■ Task directions:
Copy the listing below line for line, leaving out the picture.

■ Records provided:

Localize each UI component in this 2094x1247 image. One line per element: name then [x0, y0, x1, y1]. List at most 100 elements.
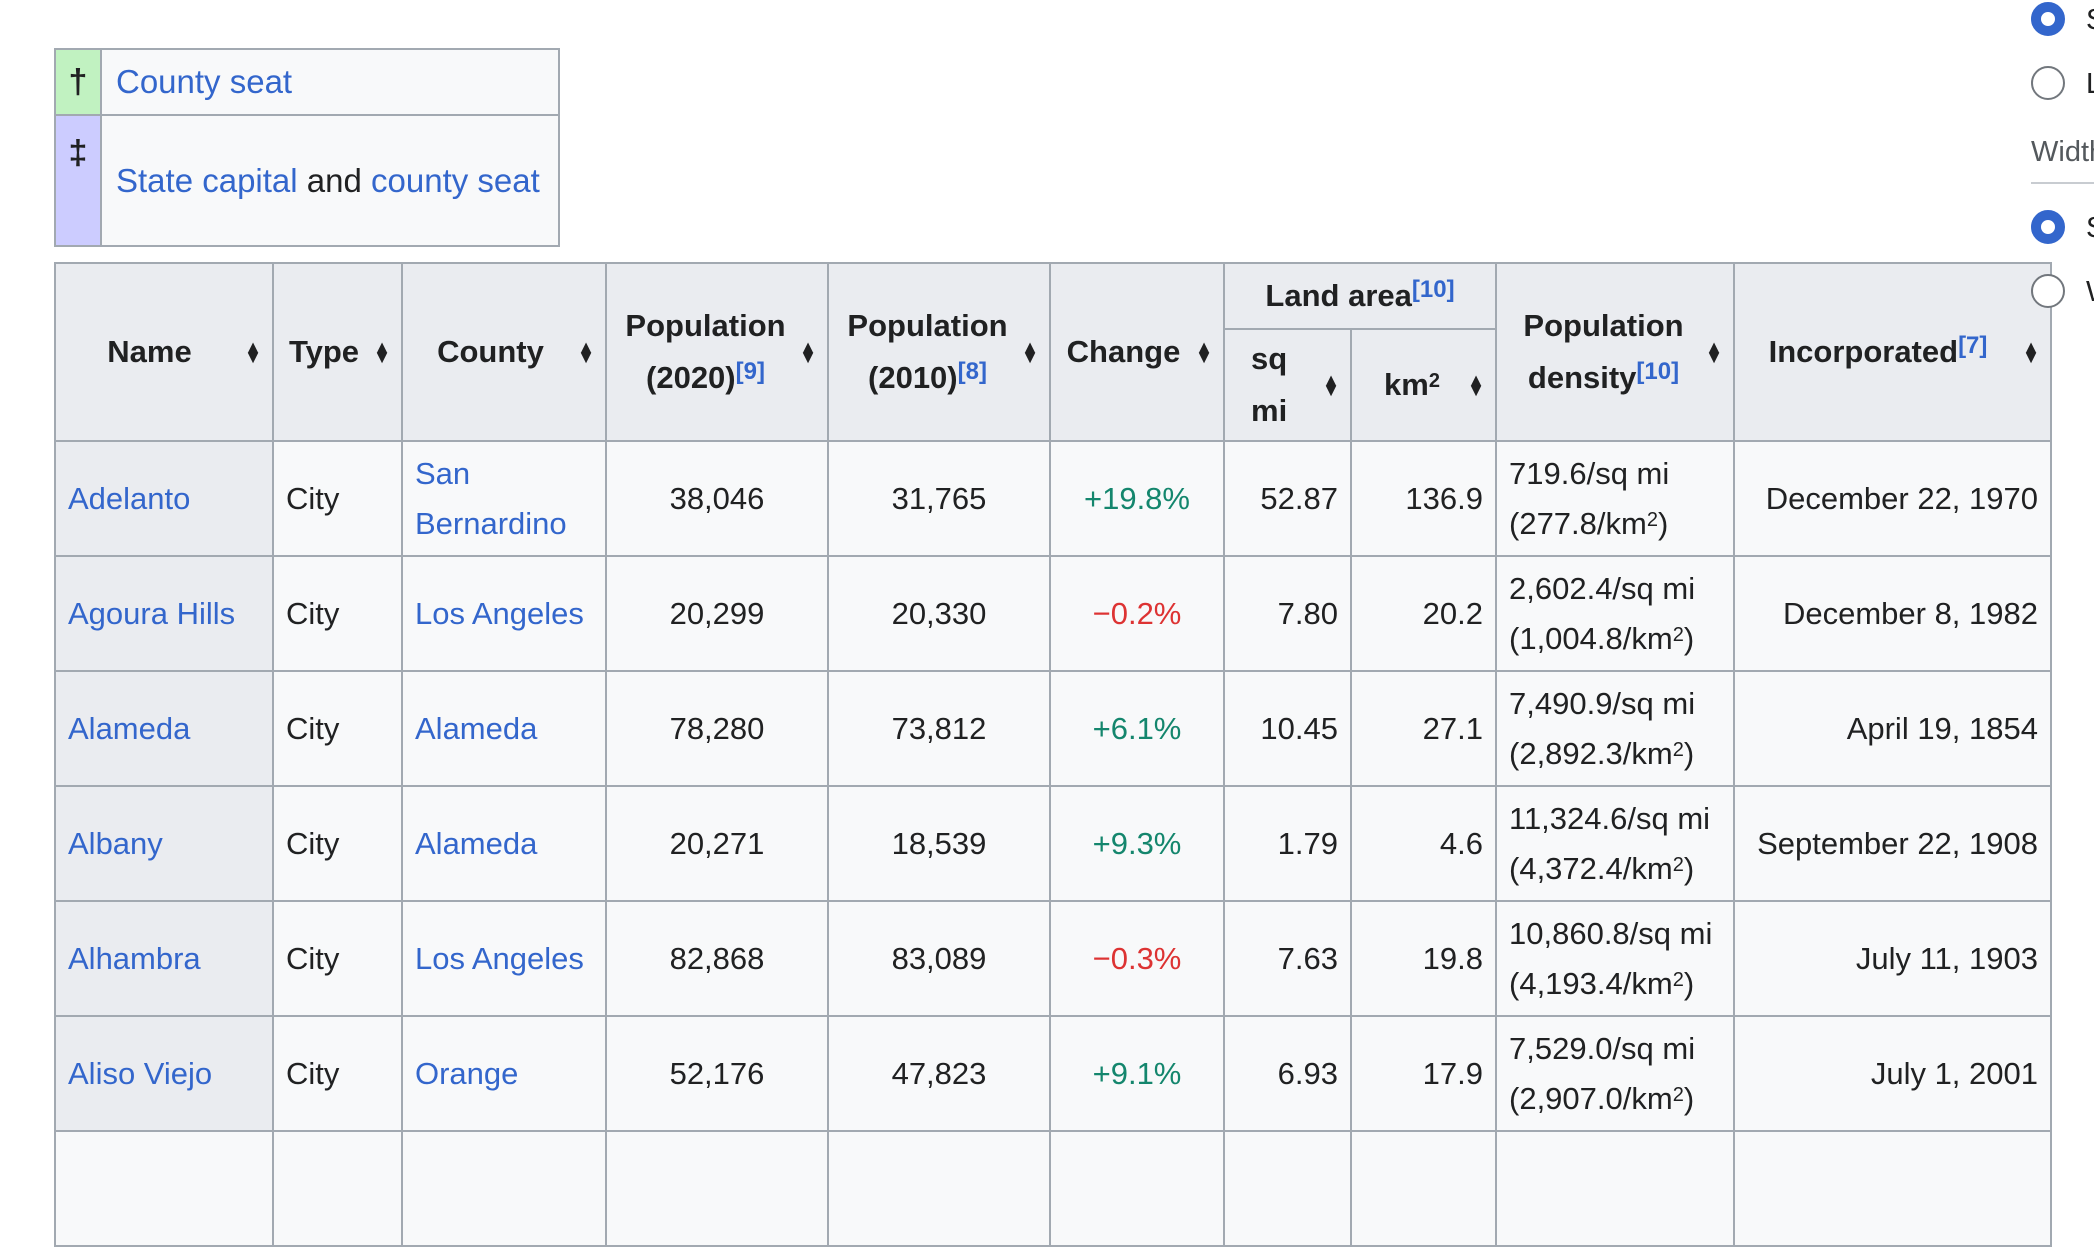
incorporated-cell: December 22, 1970: [1733, 440, 2052, 557]
city-link[interactable]: Alameda: [68, 710, 191, 746]
county-link[interactable]: Alameda: [415, 710, 538, 746]
width-option-label: W: [2086, 276, 2094, 309]
table-cell: [827, 1130, 1051, 1247]
table-cell: [1049, 1130, 1225, 1247]
header-population-density[interactable]: Population density[10] ▲ ▼: [1495, 262, 1735, 442]
area-km2-cell: 20.2: [1350, 555, 1497, 672]
table-cell: [1495, 1130, 1735, 1247]
area-sq-mi-cell: 10.45: [1223, 670, 1352, 787]
header-county[interactable]: County ▲ ▼: [401, 262, 607, 442]
reference-link[interactable]: [10]: [1636, 358, 1680, 385]
legend-table: † County seat ‡ State capital and county…: [54, 48, 560, 247]
change-cell: +9.3%: [1049, 785, 1225, 902]
county-seat-link[interactable]: County seat: [116, 63, 293, 100]
population-2020-cell: 20,271: [605, 785, 829, 902]
area-km2-cell: 4.6: [1350, 785, 1497, 902]
table-cell: [272, 1130, 403, 1247]
county-cell: Orange: [401, 1015, 607, 1132]
reference-link[interactable]: [7]: [1958, 332, 1988, 359]
table-row: Alameda City Alameda 78,280 73,812 +6.1% 10.45…: [54, 670, 2052, 787]
width-option-radio[interactable]: [2031, 274, 2065, 308]
area-km2-cell: 27.1: [1350, 670, 1497, 787]
population-2010-cell: 73,812: [827, 670, 1051, 787]
county-link[interactable]: San Bernardino: [415, 455, 567, 541]
population-2010-cell: 20,330: [827, 555, 1051, 672]
header-name[interactable]: Name ▲ ▼: [54, 262, 274, 442]
county-cell: Alameda: [401, 670, 607, 787]
state-capital-link[interactable]: State capital: [116, 161, 298, 199]
text-size-option-radio[interactable]: [2031, 2, 2065, 36]
population-2020-cell: 78,280: [605, 670, 829, 787]
cities-table: Name ▲ ▼ Type ▲ ▼ County ▲ ▼ Population (2020)[…: [54, 262, 2052, 1247]
city-name-cell: Agoura Hills: [54, 555, 274, 672]
legend-symbol-county-seat: †: [54, 48, 102, 116]
density-cell: 719.6/sq mi (277.8/km2): [1495, 440, 1735, 557]
city-link[interactable]: Agoura Hills: [68, 595, 236, 631]
county-link[interactable]: Los Angeles: [415, 595, 584, 631]
type-cell: City: [272, 670, 403, 787]
header-type[interactable]: Type ▲ ▼: [272, 262, 403, 442]
header-incorporated[interactable]: Incorporated[7] ▲ ▼: [1733, 262, 2052, 442]
incorporated-cell: July 11, 1903: [1733, 900, 2052, 1017]
reference-link[interactable]: [8]: [957, 358, 987, 385]
type-cell: City: [272, 900, 403, 1017]
county-cell: Los Angeles: [401, 900, 607, 1017]
width-section-label: Width: [2031, 136, 2094, 168]
city-name-cell: [54, 1130, 274, 1247]
population-2010-cell: 83,089: [827, 900, 1051, 1017]
width-option-radio[interactable]: [2031, 210, 2065, 244]
sort-icon: ▲ ▼: [373, 337, 391, 367]
type-cell: City: [272, 1015, 403, 1132]
county-link[interactable]: Orange: [415, 1055, 519, 1091]
header-sq-mi[interactable]: sq mi ▲ ▼: [1223, 328, 1352, 442]
city-link[interactable]: Adelanto: [68, 480, 191, 516]
density-cell: 7,490.9/sq mi (2,892.3/km2): [1495, 670, 1735, 787]
sort-icon: ▲ ▼: [1705, 337, 1723, 367]
sort-icon: ▲ ▼: [244, 337, 262, 367]
change-cell: −0.3%: [1049, 900, 1225, 1017]
change-cell: +6.1%: [1049, 670, 1225, 787]
population-2010-cell: 31,765: [827, 440, 1051, 557]
table-row: Adelanto City San Bernardino 38,046 31,765 +19…: [54, 440, 2052, 557]
sort-icon: ▲ ▼: [1021, 337, 1039, 367]
legend-symbol-state-capital: ‡: [54, 114, 102, 247]
table-row: Aliso Viejo City Orange 52,176 47,823 +9.1% 6.…: [54, 1015, 2052, 1132]
area-sq-mi-cell: 1.79: [1223, 785, 1352, 902]
header-km2[interactable]: km2 ▲ ▼: [1350, 328, 1497, 442]
area-km2-cell: 19.8: [1350, 900, 1497, 1017]
type-cell: City: [272, 440, 403, 557]
incorporated-cell: December 8, 1982: [1733, 555, 2052, 672]
population-2020-cell: 52,176: [605, 1015, 829, 1132]
county-seat-link-2[interactable]: county seat: [371, 161, 540, 199]
table-row: Albany City Alameda 20,271 18,539 +9.3% 1.79 4.…: [54, 785, 2052, 902]
divider: [2031, 182, 2094, 184]
table-cell: [1223, 1130, 1352, 1247]
text-size-option-radio[interactable]: [2031, 66, 2065, 100]
area-sq-mi-cell: 7.63: [1223, 900, 1352, 1017]
reference-link[interactable]: [9]: [735, 358, 765, 385]
sort-icon: ▲ ▼: [1195, 337, 1213, 367]
density-cell: 2,602.4/sq mi (1,004.8/km2): [1495, 555, 1735, 672]
city-link[interactable]: Alhambra: [68, 940, 201, 976]
table-row: [54, 1130, 2052, 1247]
sort-icon: ▲ ▼: [1322, 370, 1340, 400]
city-name-cell: Adelanto: [54, 440, 274, 557]
city-link[interactable]: Aliso Viejo: [68, 1055, 213, 1091]
header-population-2020[interactable]: Population (2020)[9] ▲ ▼: [605, 262, 829, 442]
sort-icon: ▲ ▼: [2022, 337, 2040, 367]
reference-link[interactable]: [10]: [1411, 276, 1455, 303]
sort-icon: ▲ ▼: [1467, 370, 1485, 400]
population-2020-cell: 82,868: [605, 900, 829, 1017]
density-cell: 7,529.0/sq mi (2,907.0/km2): [1495, 1015, 1735, 1132]
city-link[interactable]: Albany: [68, 825, 163, 861]
county-link[interactable]: Los Angeles: [415, 940, 584, 976]
text-size-option-label: L: [2086, 68, 2094, 101]
area-km2-cell: 17.9: [1350, 1015, 1497, 1132]
population-2010-cell: 47,823: [827, 1015, 1051, 1132]
header-population-2010[interactable]: Population (2010)[8] ▲ ▼: [827, 262, 1051, 442]
county-link[interactable]: Alameda: [415, 825, 538, 861]
density-cell: 10,860.8/sq mi (4,193.4/km2): [1495, 900, 1735, 1017]
table-cell: [605, 1130, 829, 1247]
type-cell: City: [272, 785, 403, 902]
header-change[interactable]: Change ▲ ▼: [1049, 262, 1225, 442]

■ Response for this exercise:
Localize each UI component in this 2094x1247 image. One line per element: name then [x0, y0, x1, y1]. List at most 100 elements.
incorporated-cell: December 22, 1970: [1733, 440, 2052, 557]
city-link[interactable]: Alameda: [68, 710, 191, 746]
county-link[interactable]: Alameda: [415, 710, 538, 746]
width-option-label: W: [2086, 276, 2094, 309]
table-cell: [827, 1130, 1051, 1247]
table-cell: [1049, 1130, 1225, 1247]
header-population-density[interactable]: Population density[10] ▲ ▼: [1495, 262, 1735, 442]
area-km2-cell: 20.2: [1350, 555, 1497, 672]
table-cell: [1495, 1130, 1735, 1247]
area-sq-mi-cell: 10.45: [1223, 670, 1352, 787]
header-county[interactable]: County ▲ ▼: [401, 262, 607, 442]
reference-link[interactable]: [10]: [1636, 358, 1680, 385]
legend-table: † County seat ‡ State capital and county…: [54, 48, 560, 247]
change-cell: +9.3%: [1049, 785, 1225, 902]
county-seat-link[interactable]: County seat: [116, 63, 293, 100]
population-2020-cell: 20,271: [605, 785, 829, 902]
area-km2-cell: 4.6: [1350, 785, 1497, 902]
table-cell: [272, 1130, 403, 1247]
county-cell: Orange: [401, 1015, 607, 1132]
reference-link[interactable]: [7]: [1958, 332, 1988, 359]
table-row: Alameda City Alameda 78,280 73,812 +6.1% 10.45…: [54, 670, 2052, 787]
width-option-radio[interactable]: [2031, 274, 2065, 308]
area-km2-cell: 27.1: [1350, 670, 1497, 787]
population-2010-cell: 73,812: [827, 670, 1051, 787]
county-link[interactable]: San Bernardino: [415, 455, 567, 541]
population-2010-cell: 20,330: [827, 555, 1051, 672]
header-name[interactable]: Name ▲ ▼: [54, 262, 274, 442]
county-cell: Alameda: [401, 670, 607, 787]
state-capital-link[interactable]: State capital: [116, 161, 298, 199]
text-size-option-radio[interactable]: [2031, 2, 2065, 36]
population-2020-cell: 78,280: [605, 670, 829, 787]
cities-table: Name ▲ ▼ Type ▲ ▼ County ▲ ▼ Population (2020)[…: [54, 262, 2052, 1247]
city-name-cell: Agoura Hills: [54, 555, 274, 672]
legend-symbol-county-seat: †: [54, 48, 102, 116]
density-cell: 719.6/sq mi (277.8/km2): [1495, 440, 1735, 557]
city-link[interactable]: Agoura Hills: [68, 595, 236, 631]
county-link[interactable]: Los Angeles: [415, 595, 584, 631]
type-cell: City: [272, 670, 403, 787]
header-type[interactable]: Type ▲ ▼: [272, 262, 403, 442]
header-incorporated[interactable]: Incorporated[7] ▲ ▼: [1733, 262, 2052, 442]
incorporated-cell: July 11, 1903: [1733, 900, 2052, 1017]
reference-link[interactable]: [8]: [957, 358, 987, 385]
type-cell: City: [272, 900, 403, 1017]
county-cell: Los Angeles: [401, 900, 607, 1017]
width-section-label: Width: [2031, 136, 2094, 168]
city-name-cell: [54, 1130, 274, 1247]
population-2010-cell: 83,089: [827, 900, 1051, 1017]
width-option-radio[interactable]: [2031, 210, 2065, 244]
sort-icon: ▲ ▼: [373, 337, 391, 367]
type-cell: City: [272, 1015, 403, 1132]
county-link[interactable]: Orange: [415, 1055, 519, 1091]
header-sq-mi[interactable]: sq mi ▲ ▼: [1223, 328, 1352, 442]
city-link[interactable]: Adelanto: [68, 480, 191, 516]
density-cell: 7,490.9/sq mi (2,892.3/km2): [1495, 670, 1735, 787]
sort-icon: ▲ ▼: [1705, 337, 1723, 367]
sort-icon: ▲ ▼: [244, 337, 262, 367]
change-cell: −0.3%: [1049, 900, 1225, 1017]
change-cell: +6.1%: [1049, 670, 1225, 787]
population-2010-cell: 31,765: [827, 440, 1051, 557]
table-row: Adelanto City San Bernardino 38,046 31,765 +19…: [54, 440, 2052, 557]
sort-icon: ▲ ▼: [1021, 337, 1039, 367]
legend-symbol-state-capital: ‡: [54, 114, 102, 247]
table-row: Aliso Viejo City Orange 52,176 47,823 +9.1% 6.…: [54, 1015, 2052, 1132]
area-sq-mi-cell: 1.79: [1223, 785, 1352, 902]
header-km2[interactable]: km2 ▲ ▼: [1350, 328, 1497, 442]
area-km2-cell: 19.8: [1350, 900, 1497, 1017]
type-cell: City: [272, 440, 403, 557]
incorporated-cell: December 8, 1982: [1733, 555, 2052, 672]
population-2020-cell: 52,176: [605, 1015, 829, 1132]
county-seat-link-2[interactable]: county seat: [371, 161, 540, 199]
table-row: Albany City Alameda 20,271 18,539 +9.3% 1.79 4.…: [54, 785, 2052, 902]
divider: [2031, 182, 2094, 184]
table-cell: [1223, 1130, 1352, 1247]
text-size-option-radio[interactable]: [2031, 66, 2065, 100]
area-sq-mi-cell: 7.63: [1223, 900, 1352, 1017]
reference-link[interactable]: [9]: [735, 358, 765, 385]
sort-icon: ▲ ▼: [1195, 337, 1213, 367]
density-cell: 2,602.4/sq mi (1,004.8/km2): [1495, 555, 1735, 672]
city-link[interactable]: Alhambra: [68, 940, 201, 976]
table-row: [54, 1130, 2052, 1247]
sort-icon: ▲ ▼: [1322, 370, 1340, 400]
city-name-cell: Adelanto: [54, 440, 274, 557]
city-link[interactable]: Aliso Viejo: [68, 1055, 213, 1091]
header-population-2020[interactable]: Population (2020)[9] ▲ ▼: [605, 262, 829, 442]
sort-icon: ▲ ▼: [2022, 337, 2040, 367]
reference-link[interactable]: [10]: [1411, 276, 1455, 303]
sort-icon: ▲ ▼: [1467, 370, 1485, 400]
population-2020-cell: 82,868: [605, 900, 829, 1017]
density-cell: 7,529.0/sq mi (2,907.0/km2): [1495, 1015, 1735, 1132]
city-link[interactable]: Albany: [68, 825, 163, 861]
county-link[interactable]: Los Angeles: [415, 940, 584, 976]
text-size-option-label: L: [2086, 68, 2094, 101]
area-km2-cell: 17.9: [1350, 1015, 1497, 1132]
population-2010-cell: 47,823: [827, 1015, 1051, 1132]
header-population-2010[interactable]: Population (2010)[8] ▲ ▼: [827, 262, 1051, 442]
county-link[interactable]: Alameda: [415, 825, 538, 861]
density-cell: 10,860.8/sq mi (4,193.4/km2): [1495, 900, 1735, 1017]
table-cell: [605, 1130, 829, 1247]
type-cell: City: [272, 785, 403, 902]
header-change[interactable]: Change ▲ ▼: [1049, 262, 1225, 442]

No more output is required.